## [Input for this task]

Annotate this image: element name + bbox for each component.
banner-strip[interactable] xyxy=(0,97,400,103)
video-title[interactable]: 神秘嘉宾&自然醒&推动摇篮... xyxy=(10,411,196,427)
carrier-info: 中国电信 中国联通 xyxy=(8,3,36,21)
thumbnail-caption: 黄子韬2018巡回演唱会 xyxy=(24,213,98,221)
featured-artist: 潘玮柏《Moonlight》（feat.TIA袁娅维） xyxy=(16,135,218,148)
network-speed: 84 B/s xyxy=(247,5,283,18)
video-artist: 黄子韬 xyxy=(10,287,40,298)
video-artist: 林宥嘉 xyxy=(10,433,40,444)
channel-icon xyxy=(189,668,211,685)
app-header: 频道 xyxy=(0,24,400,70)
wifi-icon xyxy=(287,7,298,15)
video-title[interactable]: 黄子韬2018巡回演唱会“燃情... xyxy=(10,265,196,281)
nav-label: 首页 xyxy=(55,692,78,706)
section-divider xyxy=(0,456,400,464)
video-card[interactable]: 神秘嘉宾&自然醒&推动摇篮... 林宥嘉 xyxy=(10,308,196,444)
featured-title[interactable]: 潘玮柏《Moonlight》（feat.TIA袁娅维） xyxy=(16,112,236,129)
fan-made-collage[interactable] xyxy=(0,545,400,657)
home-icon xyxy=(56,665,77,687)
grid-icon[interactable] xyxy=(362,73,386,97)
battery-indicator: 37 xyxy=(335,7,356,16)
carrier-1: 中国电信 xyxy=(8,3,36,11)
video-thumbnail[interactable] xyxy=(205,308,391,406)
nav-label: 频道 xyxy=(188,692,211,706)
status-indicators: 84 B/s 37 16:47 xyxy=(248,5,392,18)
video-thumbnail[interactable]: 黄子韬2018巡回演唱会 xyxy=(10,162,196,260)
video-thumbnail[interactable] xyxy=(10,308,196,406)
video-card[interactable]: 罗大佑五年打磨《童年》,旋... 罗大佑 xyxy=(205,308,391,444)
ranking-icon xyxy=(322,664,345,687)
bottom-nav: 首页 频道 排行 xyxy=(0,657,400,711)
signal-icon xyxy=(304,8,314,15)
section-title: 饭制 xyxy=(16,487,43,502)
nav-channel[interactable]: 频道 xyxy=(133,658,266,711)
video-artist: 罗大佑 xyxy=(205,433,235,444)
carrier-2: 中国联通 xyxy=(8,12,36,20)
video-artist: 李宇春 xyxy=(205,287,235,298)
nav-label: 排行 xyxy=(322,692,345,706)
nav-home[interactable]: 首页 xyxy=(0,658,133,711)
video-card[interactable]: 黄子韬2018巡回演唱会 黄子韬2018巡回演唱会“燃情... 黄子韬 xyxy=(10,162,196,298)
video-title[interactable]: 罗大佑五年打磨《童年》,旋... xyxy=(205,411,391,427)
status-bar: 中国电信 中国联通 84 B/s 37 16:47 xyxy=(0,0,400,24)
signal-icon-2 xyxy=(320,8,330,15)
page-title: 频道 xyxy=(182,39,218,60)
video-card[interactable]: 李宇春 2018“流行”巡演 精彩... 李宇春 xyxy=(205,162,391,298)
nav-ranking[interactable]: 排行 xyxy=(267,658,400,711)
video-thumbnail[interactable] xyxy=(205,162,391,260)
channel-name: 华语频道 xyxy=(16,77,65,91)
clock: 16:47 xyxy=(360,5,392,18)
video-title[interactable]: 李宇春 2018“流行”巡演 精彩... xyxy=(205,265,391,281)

## [Task brief]
Please render every line of the records above as a Markdown table with the columns "No." and "Record", numbering the rows and skipping blank lines.

## [Task output]
| No. | Record |
|---|---|
| 1 | Annotate this image: element name + bbox for each component. |
| 2 | banner-strip[interactable] xyxy=(0,97,400,103) |
| 3 | video-title[interactable]: 神秘嘉宾&自然醒&推动摇篮... xyxy=(10,411,196,427) |
| 4 | carrier-info: 中国电信 中国联通 xyxy=(8,3,36,21) |
| 5 | thumbnail-caption: 黄子韬2018巡回演唱会 xyxy=(24,213,98,221) |
| 6 | featured-artist: 潘玮柏《Moonlight》（feat.TIA袁娅维） xyxy=(16,135,218,148) |
| 7 | network-speed: 84 B/s xyxy=(247,5,283,18) |
| 8 | video-artist: 黄子韬 xyxy=(10,287,40,298) |
| 9 | video-artist: 林宥嘉 xyxy=(10,433,40,444) |
| 10 | channel-icon xyxy=(189,668,211,685) |
| 11 | app-header: 频道 xyxy=(0,24,400,70) |
| 12 | wifi-icon xyxy=(287,7,298,15) |
| 13 | video-title[interactable]: 黄子韬2018巡回演唱会“燃情... xyxy=(10,265,196,281) |
| 14 | nav-label: 首页 xyxy=(55,692,78,706) |
| 15 | section-divider xyxy=(0,456,400,464) |
| 16 | video-card[interactable]: 神秘嘉宾&自然醒&推动摇篮... 林宥嘉 xyxy=(10,308,196,444) |
| 17 | featured-title[interactable]: 潘玮柏《Moonlight》（feat.TIA袁娅维） xyxy=(16,112,236,129) |
| 18 | fan-made-collage[interactable] xyxy=(0,545,400,657) |
| 19 | home-icon xyxy=(56,665,77,687) |
| 20 | grid-icon[interactable] xyxy=(362,73,386,97) |
| 21 | battery-indicator: 37 xyxy=(335,7,356,16) |
| 22 | carrier-1: 中国电信 xyxy=(8,3,36,11) |
| 23 | video-thumbnail[interactable] xyxy=(205,308,391,406) |
| 24 | nav-label: 频道 xyxy=(188,692,211,706) |
| 25 | status-indicators: 84 B/s 37 16:47 xyxy=(248,5,392,18) |
| 26 | video-thumbnail[interactable]: 黄子韬2018巡回演唱会 xyxy=(10,162,196,260) |
| 27 | video-thumbnail[interactable] xyxy=(10,308,196,406) |
| 28 | video-card[interactable]: 罗大佑五年打磨《童年》,旋... 罗大佑 xyxy=(205,308,391,444) |
| 29 | ranking-icon xyxy=(322,664,345,687) |
| 30 | bottom-nav: 首页 频道 排行 xyxy=(0,657,400,711) |
| 31 | signal-icon xyxy=(304,8,314,15) |
| 32 | section-title: 饭制 xyxy=(16,487,43,502) |
| 33 | nav-channel[interactable]: 频道 xyxy=(133,658,266,711) |
| 34 | video-artist: 罗大佑 xyxy=(205,433,235,444) |
| 35 | carrier-2: 中国联通 xyxy=(8,12,36,20) |
| 36 | video-artist: 李宇春 xyxy=(205,287,235,298) |
| 37 | nav-label: 排行 xyxy=(322,692,345,706) |
| 38 | nav-home[interactable]: 首页 xyxy=(0,658,133,711) |
| 39 | video-card[interactable]: 黄子韬2018巡回演唱会 黄子韬2018巡回演唱会“燃情... 黄子韬 xyxy=(10,162,196,298) |
| 40 | video-title[interactable]: 罗大佑五年打磨《童年》,旋... xyxy=(205,411,391,427) |
| 41 | status-bar: 中国电信 中国联通 84 B/s 37 16:47 xyxy=(0,0,400,24) |
| 42 | signal-icon-2 xyxy=(320,8,330,15) |
| 43 | page-title: 频道 xyxy=(182,39,218,60) |
| 44 | video-card[interactable]: 李宇春 2018“流行”巡演 精彩... 李宇春 xyxy=(205,162,391,298) |
| 45 | nav-ranking[interactable]: 排行 xyxy=(267,658,400,711) |
| 46 | video-thumbnail[interactable] xyxy=(205,162,391,260) |
| 47 | channel-name: 华语频道 xyxy=(16,77,65,91) |
| 48 | clock: 16:47 xyxy=(360,5,392,18) |
| 49 | video-title[interactable]: 李宇春 2018“流行”巡演 精彩... xyxy=(205,265,391,281) |